*PROVIDED INFORMATION*
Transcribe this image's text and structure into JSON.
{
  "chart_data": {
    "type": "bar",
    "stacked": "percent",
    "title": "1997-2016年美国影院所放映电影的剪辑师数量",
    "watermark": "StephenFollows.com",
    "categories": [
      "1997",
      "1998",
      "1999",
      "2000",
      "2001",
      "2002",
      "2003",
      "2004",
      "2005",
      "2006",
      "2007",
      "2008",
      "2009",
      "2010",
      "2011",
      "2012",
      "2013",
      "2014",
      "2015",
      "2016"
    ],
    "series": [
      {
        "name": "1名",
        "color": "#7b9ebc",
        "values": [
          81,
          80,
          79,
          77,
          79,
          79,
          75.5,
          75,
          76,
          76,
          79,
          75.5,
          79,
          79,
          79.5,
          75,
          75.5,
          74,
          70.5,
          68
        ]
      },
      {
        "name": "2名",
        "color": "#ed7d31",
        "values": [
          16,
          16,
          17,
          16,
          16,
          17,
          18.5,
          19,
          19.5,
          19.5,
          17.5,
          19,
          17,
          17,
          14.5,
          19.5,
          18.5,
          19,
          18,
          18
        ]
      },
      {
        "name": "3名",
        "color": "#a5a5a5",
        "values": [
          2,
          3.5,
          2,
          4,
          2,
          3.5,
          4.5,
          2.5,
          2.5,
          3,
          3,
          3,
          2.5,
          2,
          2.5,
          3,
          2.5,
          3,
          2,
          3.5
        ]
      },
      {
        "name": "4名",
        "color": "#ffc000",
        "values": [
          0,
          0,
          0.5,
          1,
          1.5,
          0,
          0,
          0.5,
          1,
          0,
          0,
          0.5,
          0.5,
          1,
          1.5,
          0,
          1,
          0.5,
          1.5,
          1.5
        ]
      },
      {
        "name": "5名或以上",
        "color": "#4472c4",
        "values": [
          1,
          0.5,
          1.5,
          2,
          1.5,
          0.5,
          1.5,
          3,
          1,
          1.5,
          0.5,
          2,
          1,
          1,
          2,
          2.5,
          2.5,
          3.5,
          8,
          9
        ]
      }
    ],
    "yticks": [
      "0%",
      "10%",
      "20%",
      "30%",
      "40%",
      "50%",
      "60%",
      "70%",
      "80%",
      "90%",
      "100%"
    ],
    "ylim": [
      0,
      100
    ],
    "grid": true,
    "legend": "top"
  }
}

*THE REQUEST*
Give solely the number of lines in the data that contain the string "color".

*WRITTEN RESPONSE*
5